BEGIN ITEMS

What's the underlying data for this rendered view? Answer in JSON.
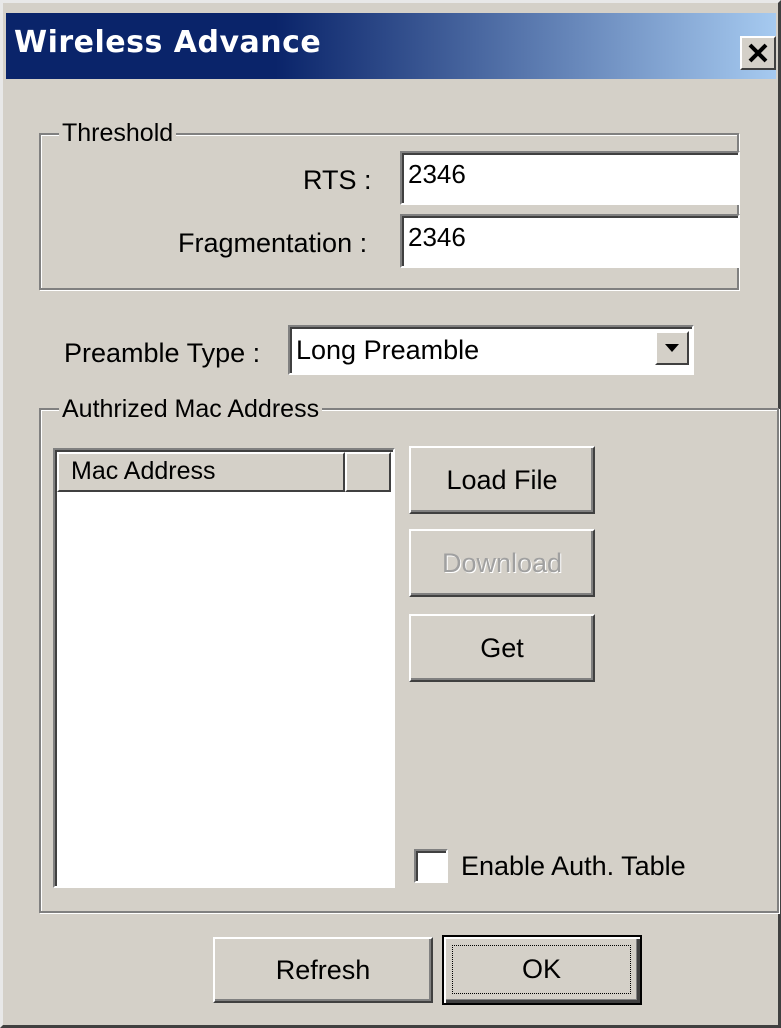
{
  "window": {
    "title": "Wireless Advance",
    "close_icon": "close-icon"
  },
  "threshold": {
    "legend": "Threshold",
    "rts_label": "RTS :",
    "rts_value": "2346",
    "fragmentation_label": "Fragmentation :",
    "fragmentation_value": "2346"
  },
  "preamble": {
    "label": "Preamble Type :",
    "selected": "Long Preamble",
    "arrow_icon": "chevron-down-icon"
  },
  "auth_mac": {
    "legend": "Authrized Mac Address",
    "column_header": "Mac Address",
    "rows": [],
    "load_file_label": "Load File",
    "download_label": "Download",
    "get_label": "Get",
    "enable_table_label": "Enable Auth. Table",
    "enable_table_checked": false
  },
  "footer": {
    "refresh_label": "Refresh",
    "ok_label": "OK"
  }
}
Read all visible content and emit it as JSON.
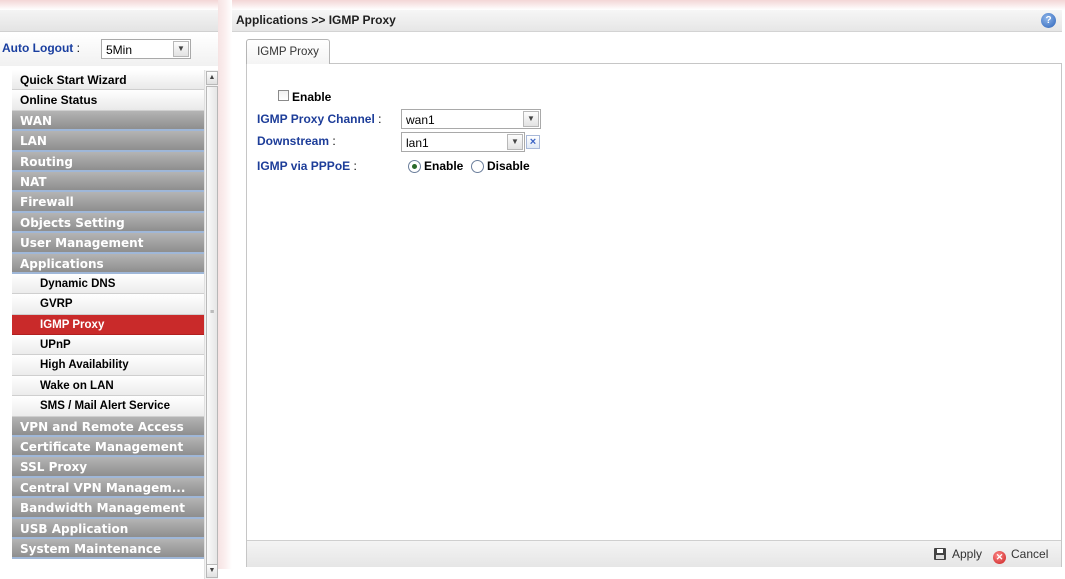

END ITEMS

AIM OF THE TASK:
Please repeat the entries exactly. Do not include the pictures.

RESPONSE TO THE TASK:
What's the underlying data for this rendered view? Answer in JSON.
{
  "window": {
    "title": "Wireless Advance",
    "close_icon": "close-icon"
  },
  "threshold": {
    "legend": "Threshold",
    "rts_label": "RTS :",
    "rts_value": "2346",
    "fragmentation_label": "Fragmentation :",
    "fragmentation_value": "2346"
  },
  "preamble": {
    "label": "Preamble Type :",
    "selected": "Long Preamble",
    "arrow_icon": "chevron-down-icon"
  },
  "auth_mac": {
    "legend": "Authrized Mac Address",
    "column_header": "Mac Address",
    "rows": [],
    "load_file_label": "Load File",
    "download_label": "Download",
    "get_label": "Get",
    "enable_table_label": "Enable Auth. Table",
    "enable_table_checked": false
  },
  "footer": {
    "refresh_label": "Refresh",
    "ok_label": "OK"
  }
}
Read all visible content and emit it as JSON.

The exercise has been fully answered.